DATA FOR THIS EXERCISE »
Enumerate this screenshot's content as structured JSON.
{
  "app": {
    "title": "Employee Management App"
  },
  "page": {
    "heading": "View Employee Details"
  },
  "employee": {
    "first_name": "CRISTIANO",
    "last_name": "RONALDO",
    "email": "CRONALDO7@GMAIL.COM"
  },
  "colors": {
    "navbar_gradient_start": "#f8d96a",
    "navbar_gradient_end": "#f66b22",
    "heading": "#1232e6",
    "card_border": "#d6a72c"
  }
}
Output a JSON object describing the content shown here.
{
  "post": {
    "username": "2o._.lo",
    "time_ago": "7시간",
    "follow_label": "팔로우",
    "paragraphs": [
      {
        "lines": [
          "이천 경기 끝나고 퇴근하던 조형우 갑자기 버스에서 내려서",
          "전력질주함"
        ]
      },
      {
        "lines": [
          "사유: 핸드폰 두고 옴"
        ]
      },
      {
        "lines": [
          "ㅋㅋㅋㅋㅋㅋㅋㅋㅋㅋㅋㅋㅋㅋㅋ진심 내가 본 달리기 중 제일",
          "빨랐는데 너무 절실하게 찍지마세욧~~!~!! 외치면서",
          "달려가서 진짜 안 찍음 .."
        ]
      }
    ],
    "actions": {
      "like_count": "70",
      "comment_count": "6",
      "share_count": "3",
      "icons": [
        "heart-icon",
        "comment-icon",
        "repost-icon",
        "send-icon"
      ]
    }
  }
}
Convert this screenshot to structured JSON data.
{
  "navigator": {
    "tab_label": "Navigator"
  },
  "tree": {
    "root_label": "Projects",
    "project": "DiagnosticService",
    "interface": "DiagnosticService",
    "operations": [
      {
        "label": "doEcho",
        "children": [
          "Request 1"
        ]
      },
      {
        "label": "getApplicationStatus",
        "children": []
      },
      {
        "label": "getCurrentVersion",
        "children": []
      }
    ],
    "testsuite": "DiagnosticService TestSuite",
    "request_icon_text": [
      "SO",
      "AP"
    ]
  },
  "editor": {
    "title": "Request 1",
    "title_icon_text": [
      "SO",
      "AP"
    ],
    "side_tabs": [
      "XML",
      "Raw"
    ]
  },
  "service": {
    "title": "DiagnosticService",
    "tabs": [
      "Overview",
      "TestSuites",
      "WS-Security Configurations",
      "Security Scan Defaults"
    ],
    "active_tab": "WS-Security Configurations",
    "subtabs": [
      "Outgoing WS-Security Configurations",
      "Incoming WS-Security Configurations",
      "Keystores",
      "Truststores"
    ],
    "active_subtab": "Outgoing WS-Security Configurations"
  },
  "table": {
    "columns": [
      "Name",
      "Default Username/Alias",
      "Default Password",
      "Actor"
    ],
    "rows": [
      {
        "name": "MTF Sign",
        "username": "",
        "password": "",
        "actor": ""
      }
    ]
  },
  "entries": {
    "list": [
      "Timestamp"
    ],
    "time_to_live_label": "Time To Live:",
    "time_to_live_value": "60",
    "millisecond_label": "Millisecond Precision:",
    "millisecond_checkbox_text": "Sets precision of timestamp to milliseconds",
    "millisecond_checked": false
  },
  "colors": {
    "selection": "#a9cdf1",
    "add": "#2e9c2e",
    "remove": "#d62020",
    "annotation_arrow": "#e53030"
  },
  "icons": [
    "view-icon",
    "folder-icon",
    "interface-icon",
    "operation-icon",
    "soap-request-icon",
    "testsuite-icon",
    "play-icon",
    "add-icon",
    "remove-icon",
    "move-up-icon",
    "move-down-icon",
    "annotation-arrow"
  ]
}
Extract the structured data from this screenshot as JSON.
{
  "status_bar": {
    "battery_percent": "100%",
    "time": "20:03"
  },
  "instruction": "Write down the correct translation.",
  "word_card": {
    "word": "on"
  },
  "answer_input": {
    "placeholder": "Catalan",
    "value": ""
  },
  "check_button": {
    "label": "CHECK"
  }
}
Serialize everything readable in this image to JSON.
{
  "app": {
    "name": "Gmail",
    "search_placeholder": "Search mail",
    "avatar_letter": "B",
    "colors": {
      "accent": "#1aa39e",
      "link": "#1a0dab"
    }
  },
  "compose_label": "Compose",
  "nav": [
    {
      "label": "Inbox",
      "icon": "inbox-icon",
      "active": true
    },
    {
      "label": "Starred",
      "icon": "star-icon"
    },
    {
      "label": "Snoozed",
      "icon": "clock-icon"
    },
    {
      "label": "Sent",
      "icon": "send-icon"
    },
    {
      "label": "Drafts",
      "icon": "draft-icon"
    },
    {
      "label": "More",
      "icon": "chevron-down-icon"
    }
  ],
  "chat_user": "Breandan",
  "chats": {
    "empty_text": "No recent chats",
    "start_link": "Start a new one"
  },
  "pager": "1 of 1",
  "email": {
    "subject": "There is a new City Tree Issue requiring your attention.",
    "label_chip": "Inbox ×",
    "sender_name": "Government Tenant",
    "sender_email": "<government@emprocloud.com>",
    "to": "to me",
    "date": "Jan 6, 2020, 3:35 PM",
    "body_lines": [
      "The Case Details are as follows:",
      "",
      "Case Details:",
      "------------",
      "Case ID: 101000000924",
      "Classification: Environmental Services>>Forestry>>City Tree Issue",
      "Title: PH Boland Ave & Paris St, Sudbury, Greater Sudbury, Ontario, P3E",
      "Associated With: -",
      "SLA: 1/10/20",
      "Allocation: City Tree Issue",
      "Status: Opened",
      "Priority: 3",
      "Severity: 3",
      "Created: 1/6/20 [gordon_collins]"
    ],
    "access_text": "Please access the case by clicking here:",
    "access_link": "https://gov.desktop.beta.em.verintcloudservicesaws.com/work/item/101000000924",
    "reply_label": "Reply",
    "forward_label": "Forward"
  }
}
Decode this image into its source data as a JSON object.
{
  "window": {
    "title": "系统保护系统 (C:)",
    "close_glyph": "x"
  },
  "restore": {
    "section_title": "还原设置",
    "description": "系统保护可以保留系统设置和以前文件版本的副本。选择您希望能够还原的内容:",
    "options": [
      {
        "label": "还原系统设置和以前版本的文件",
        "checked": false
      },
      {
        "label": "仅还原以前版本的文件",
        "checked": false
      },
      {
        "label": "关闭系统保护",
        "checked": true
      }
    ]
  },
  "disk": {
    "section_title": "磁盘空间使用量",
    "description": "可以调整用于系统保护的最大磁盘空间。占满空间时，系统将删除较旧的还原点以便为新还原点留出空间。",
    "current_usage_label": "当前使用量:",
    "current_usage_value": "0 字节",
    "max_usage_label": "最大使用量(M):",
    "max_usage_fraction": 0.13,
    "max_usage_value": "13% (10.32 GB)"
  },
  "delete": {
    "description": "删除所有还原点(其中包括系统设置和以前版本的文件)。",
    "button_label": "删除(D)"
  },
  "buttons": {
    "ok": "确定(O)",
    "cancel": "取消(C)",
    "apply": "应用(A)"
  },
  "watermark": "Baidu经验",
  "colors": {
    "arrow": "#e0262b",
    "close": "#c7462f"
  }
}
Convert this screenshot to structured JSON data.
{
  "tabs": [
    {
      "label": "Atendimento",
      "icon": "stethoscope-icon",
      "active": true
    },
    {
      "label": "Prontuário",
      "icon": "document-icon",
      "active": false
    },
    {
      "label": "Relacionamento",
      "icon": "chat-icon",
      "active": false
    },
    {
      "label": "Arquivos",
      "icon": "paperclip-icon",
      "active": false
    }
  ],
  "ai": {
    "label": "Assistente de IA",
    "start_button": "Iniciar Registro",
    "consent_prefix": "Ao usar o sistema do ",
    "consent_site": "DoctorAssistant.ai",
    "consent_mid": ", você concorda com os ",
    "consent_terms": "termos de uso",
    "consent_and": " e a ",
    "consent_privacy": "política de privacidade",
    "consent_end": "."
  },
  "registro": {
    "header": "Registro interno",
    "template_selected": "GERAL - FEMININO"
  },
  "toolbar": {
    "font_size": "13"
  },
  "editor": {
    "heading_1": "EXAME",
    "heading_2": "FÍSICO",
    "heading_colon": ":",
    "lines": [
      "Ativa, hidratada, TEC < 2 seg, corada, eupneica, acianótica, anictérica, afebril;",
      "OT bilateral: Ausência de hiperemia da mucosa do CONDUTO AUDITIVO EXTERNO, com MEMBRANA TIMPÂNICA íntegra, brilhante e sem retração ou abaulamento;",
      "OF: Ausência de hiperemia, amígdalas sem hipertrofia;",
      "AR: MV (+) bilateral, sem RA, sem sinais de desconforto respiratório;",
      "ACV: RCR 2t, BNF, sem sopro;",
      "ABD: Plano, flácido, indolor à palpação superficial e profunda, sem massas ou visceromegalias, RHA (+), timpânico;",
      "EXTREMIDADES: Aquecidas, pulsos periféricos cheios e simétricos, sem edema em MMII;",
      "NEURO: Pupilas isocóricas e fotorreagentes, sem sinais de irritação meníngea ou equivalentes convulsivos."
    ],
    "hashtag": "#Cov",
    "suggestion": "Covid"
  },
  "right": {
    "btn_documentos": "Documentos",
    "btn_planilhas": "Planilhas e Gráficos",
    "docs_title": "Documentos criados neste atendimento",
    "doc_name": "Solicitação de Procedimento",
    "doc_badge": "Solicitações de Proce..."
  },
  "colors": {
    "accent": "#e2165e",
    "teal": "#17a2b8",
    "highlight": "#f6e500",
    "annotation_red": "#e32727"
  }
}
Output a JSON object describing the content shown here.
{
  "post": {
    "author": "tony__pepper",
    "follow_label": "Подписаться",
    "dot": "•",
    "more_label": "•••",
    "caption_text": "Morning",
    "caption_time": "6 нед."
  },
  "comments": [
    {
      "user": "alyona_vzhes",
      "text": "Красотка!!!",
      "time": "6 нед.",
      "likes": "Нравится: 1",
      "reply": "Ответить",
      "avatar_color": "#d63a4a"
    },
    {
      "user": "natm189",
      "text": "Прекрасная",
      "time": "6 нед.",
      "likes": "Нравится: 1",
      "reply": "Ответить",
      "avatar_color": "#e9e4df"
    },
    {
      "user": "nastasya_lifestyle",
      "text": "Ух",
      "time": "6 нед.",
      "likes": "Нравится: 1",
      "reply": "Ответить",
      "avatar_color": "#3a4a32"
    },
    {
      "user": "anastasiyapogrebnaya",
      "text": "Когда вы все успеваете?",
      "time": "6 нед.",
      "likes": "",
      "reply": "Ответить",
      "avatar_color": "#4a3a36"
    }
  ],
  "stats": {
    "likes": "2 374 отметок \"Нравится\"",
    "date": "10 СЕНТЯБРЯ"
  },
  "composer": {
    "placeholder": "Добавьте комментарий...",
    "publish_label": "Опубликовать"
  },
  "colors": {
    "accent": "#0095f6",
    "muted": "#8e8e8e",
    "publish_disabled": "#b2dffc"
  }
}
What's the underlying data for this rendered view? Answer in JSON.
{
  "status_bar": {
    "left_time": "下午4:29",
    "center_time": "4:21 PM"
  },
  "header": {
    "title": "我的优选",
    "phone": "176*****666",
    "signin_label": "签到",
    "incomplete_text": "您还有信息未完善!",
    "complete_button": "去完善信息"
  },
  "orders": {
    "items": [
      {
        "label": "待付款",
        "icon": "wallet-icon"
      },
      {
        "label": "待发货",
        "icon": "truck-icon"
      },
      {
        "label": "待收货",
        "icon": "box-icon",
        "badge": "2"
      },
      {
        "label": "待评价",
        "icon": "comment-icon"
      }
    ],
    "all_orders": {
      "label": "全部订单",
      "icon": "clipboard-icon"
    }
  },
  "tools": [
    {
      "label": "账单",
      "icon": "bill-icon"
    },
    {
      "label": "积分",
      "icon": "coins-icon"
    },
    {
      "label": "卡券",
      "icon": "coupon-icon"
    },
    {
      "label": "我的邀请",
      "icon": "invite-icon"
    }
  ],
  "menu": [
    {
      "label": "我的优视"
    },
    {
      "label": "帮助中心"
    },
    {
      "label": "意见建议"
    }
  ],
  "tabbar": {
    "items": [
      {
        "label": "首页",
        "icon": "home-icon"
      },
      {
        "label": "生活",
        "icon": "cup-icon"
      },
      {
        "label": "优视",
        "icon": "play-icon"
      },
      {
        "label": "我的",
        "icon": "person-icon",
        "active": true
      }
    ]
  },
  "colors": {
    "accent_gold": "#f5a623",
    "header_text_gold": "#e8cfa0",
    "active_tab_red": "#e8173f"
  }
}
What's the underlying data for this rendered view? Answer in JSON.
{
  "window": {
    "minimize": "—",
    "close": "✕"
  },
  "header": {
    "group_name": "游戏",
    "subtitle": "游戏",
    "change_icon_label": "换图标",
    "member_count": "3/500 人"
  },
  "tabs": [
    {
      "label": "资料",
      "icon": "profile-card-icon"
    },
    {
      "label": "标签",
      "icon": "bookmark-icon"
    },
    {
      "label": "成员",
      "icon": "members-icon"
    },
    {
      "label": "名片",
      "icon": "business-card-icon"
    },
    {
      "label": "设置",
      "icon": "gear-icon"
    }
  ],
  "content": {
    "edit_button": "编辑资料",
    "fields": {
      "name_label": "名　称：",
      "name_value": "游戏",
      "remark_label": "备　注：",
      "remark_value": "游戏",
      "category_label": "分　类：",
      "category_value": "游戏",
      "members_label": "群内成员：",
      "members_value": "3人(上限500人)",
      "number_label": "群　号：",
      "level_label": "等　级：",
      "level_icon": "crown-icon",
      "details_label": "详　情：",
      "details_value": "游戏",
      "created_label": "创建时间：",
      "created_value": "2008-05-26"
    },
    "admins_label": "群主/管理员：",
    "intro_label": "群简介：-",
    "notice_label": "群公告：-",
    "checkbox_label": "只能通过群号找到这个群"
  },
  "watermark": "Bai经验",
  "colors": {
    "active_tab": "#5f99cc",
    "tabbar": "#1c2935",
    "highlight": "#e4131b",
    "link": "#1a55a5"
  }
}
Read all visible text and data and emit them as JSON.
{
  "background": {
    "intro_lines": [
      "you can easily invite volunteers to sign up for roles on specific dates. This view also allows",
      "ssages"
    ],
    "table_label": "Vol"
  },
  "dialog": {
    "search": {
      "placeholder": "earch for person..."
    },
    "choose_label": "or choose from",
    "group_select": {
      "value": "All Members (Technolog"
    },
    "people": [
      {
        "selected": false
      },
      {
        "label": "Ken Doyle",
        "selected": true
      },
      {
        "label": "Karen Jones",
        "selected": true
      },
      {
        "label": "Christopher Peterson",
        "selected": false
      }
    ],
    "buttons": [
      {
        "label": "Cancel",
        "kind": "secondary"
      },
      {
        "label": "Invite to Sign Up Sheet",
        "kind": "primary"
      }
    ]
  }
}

EXERCISE REQUIREMENTS » Output exactly the lines above, from the one holding "Read all visible" through the end of the data, including the first and last.

SOLUTION TO THE EXERCISE »
Read all visible text and data and emit them as JSON.
{
  "background": {
    "intro_lines": [
      "you can easily invite volunteers to sign up for roles on specific dates. This view also allows",
      "ssages"
    ],
    "table_label": "Vol"
  },
  "dialog": {
    "search": {
      "placeholder": "earch for person..."
    },
    "choose_label": "or choose from",
    "group_select": {
      "value": "All Members (Technolog"
    },
    "people": [
      {
        "selected": false
      },
      {
        "label": "Ken Doyle",
        "selected": true
      },
      {
        "label": "Karen Jones",
        "selected": true
      },
      {
        "label": "Christopher Peterson",
        "selected": false
      }
    ],
    "buttons": [
      {
        "label": "Cancel",
        "kind": "secondary"
      },
      {
        "label": "Invite to Sign Up Sheet",
        "kind": "primary"
      }
    ]
  }
}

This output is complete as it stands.